**The request**
Across the entries, how many lines have the string "WIND" in them? Reply with only a number.

## Start

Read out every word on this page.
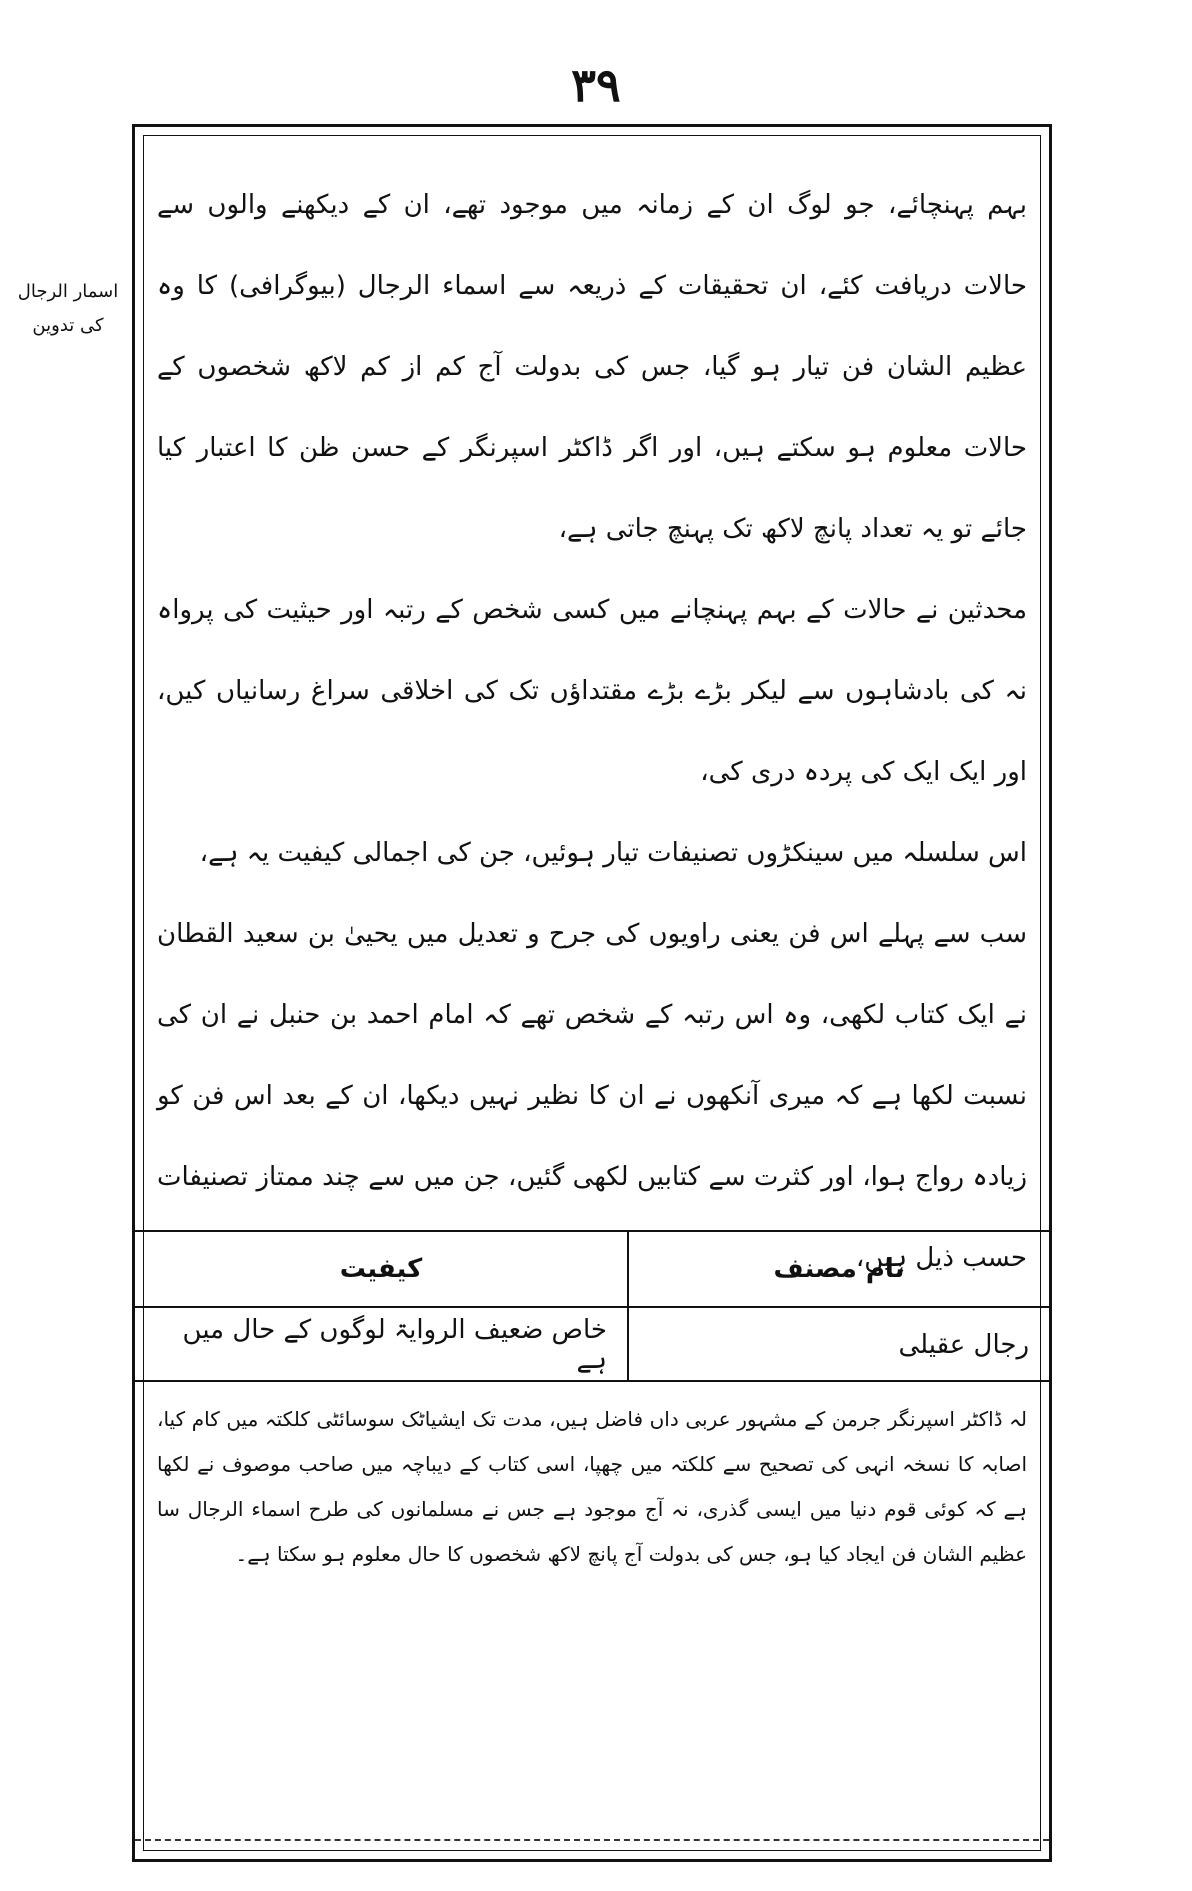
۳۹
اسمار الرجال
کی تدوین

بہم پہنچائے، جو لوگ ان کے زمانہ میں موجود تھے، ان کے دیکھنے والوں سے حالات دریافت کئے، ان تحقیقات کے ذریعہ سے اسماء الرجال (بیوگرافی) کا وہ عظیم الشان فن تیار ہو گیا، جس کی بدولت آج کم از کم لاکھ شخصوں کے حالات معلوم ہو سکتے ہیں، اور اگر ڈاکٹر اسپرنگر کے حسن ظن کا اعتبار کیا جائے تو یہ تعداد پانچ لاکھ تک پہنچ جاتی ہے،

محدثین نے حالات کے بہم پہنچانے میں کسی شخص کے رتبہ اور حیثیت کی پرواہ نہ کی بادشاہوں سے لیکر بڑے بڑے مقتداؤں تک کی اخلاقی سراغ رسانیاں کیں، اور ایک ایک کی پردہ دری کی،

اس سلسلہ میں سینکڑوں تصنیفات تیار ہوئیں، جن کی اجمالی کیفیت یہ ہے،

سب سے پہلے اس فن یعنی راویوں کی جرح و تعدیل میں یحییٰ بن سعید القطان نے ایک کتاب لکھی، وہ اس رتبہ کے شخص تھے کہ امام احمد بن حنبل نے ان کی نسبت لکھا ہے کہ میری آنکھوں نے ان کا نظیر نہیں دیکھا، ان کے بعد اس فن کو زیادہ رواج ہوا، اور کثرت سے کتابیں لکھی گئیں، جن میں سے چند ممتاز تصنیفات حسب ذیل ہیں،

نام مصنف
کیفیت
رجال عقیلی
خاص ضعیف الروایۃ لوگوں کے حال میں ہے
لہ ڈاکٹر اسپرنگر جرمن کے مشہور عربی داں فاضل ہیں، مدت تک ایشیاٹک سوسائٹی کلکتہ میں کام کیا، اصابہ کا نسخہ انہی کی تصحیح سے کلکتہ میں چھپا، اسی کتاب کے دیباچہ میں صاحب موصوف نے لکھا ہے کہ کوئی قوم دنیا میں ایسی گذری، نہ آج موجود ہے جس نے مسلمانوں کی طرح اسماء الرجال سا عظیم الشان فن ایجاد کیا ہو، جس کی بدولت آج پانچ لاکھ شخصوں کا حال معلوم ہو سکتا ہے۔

## End
## Start

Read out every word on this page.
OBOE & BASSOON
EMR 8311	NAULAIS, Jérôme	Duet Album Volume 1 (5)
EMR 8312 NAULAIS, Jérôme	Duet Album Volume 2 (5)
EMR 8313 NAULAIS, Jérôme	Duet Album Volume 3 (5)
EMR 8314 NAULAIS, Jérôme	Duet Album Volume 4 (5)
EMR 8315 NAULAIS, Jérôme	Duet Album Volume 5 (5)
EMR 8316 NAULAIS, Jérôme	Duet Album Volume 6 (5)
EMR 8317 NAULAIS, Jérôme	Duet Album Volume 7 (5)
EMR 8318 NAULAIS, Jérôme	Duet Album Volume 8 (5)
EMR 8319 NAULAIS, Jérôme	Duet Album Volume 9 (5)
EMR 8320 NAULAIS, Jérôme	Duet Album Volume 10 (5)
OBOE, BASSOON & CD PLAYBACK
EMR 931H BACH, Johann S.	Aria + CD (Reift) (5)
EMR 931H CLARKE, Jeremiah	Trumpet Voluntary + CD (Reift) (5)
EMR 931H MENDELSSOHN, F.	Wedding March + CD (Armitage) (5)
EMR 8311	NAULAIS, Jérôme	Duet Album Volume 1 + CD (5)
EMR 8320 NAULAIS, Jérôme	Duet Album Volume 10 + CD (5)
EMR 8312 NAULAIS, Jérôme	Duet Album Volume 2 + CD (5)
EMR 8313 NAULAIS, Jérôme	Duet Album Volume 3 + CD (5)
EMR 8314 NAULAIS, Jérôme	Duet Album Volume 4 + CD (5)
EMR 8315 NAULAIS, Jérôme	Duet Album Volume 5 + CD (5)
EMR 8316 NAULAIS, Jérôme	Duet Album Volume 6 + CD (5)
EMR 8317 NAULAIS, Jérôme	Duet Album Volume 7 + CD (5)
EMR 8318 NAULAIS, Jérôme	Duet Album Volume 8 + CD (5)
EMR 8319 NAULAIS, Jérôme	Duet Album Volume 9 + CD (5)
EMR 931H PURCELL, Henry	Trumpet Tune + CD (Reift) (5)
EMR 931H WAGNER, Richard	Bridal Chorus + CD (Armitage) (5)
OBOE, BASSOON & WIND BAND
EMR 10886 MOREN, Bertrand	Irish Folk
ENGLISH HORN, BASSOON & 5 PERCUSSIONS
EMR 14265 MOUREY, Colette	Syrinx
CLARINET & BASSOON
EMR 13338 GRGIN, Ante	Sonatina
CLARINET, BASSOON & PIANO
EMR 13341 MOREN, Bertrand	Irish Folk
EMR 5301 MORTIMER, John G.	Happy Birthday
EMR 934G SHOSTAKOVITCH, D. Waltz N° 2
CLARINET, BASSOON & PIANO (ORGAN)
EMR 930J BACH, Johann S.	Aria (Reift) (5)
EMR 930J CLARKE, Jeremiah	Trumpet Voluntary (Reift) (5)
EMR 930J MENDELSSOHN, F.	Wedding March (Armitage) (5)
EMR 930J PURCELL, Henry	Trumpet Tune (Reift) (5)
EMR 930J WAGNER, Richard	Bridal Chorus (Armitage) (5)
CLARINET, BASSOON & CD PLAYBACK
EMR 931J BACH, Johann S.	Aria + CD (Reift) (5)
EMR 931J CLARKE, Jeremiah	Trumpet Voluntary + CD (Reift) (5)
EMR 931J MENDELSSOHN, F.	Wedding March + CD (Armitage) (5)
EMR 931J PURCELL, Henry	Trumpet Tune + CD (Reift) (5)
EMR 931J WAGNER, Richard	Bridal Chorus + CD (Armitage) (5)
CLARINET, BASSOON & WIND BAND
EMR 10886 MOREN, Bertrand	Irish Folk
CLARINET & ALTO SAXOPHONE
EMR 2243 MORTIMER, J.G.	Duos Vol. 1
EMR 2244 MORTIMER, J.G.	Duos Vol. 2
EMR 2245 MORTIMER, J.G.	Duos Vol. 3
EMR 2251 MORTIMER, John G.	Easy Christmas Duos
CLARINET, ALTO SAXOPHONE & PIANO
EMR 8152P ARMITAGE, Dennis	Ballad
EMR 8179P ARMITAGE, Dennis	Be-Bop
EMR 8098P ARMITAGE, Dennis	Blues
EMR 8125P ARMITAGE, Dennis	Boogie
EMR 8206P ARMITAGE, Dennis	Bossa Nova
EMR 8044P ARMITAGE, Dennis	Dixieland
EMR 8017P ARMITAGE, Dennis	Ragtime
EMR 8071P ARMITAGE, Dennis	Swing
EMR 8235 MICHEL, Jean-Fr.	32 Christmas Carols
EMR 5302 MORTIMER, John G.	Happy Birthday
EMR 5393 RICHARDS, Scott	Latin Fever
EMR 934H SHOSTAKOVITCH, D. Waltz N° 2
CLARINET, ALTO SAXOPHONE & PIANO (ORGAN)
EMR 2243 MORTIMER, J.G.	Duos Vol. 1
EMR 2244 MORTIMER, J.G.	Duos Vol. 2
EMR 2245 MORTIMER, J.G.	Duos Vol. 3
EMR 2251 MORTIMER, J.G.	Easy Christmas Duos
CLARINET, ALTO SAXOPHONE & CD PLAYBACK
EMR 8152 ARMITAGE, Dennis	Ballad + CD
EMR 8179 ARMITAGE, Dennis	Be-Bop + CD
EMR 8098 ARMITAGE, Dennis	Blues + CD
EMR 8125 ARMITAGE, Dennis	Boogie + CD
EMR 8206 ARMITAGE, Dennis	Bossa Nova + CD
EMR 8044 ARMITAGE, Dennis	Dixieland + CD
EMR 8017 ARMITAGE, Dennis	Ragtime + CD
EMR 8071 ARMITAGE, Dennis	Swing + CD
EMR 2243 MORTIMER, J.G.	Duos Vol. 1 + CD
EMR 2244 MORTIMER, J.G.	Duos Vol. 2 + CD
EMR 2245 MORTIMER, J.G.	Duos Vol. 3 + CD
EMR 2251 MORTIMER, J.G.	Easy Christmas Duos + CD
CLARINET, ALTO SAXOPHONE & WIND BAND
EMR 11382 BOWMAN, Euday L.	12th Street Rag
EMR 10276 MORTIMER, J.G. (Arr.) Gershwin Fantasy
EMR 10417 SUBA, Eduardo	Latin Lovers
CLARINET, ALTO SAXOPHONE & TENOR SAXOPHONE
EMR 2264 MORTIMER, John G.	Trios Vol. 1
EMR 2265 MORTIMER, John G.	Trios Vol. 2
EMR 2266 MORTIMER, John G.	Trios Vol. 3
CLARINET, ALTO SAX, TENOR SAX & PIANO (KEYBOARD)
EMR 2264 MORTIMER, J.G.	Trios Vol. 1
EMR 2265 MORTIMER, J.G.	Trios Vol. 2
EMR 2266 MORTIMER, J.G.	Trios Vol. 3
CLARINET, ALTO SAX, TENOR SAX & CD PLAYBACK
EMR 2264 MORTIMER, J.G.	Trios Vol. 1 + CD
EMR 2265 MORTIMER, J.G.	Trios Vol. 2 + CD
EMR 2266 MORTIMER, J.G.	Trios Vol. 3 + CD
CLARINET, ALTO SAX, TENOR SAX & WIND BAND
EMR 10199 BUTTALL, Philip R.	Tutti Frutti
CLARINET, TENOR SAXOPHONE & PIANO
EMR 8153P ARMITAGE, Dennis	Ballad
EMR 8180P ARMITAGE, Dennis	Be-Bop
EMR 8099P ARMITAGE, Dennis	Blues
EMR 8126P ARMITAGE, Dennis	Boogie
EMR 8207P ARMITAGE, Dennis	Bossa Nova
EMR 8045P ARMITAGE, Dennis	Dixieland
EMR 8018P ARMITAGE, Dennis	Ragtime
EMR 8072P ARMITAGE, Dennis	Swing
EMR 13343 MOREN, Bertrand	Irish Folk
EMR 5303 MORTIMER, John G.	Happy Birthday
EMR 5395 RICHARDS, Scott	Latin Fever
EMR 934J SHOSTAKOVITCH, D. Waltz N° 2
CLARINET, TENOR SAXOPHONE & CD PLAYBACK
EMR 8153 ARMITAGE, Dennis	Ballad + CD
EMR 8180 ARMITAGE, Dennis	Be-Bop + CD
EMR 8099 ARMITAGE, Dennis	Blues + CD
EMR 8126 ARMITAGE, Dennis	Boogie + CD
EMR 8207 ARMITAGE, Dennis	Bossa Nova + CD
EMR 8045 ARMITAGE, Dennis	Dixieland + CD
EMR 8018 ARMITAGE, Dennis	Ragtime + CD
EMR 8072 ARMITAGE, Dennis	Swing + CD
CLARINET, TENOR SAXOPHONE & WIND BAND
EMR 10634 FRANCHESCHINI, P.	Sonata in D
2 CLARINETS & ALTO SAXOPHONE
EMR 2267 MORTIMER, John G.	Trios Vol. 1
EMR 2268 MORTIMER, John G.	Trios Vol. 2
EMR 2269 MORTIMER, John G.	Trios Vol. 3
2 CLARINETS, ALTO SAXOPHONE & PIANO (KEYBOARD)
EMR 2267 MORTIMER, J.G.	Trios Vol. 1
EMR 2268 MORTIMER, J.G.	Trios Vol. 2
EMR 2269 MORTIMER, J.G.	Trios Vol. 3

## End

**Exercise result**
5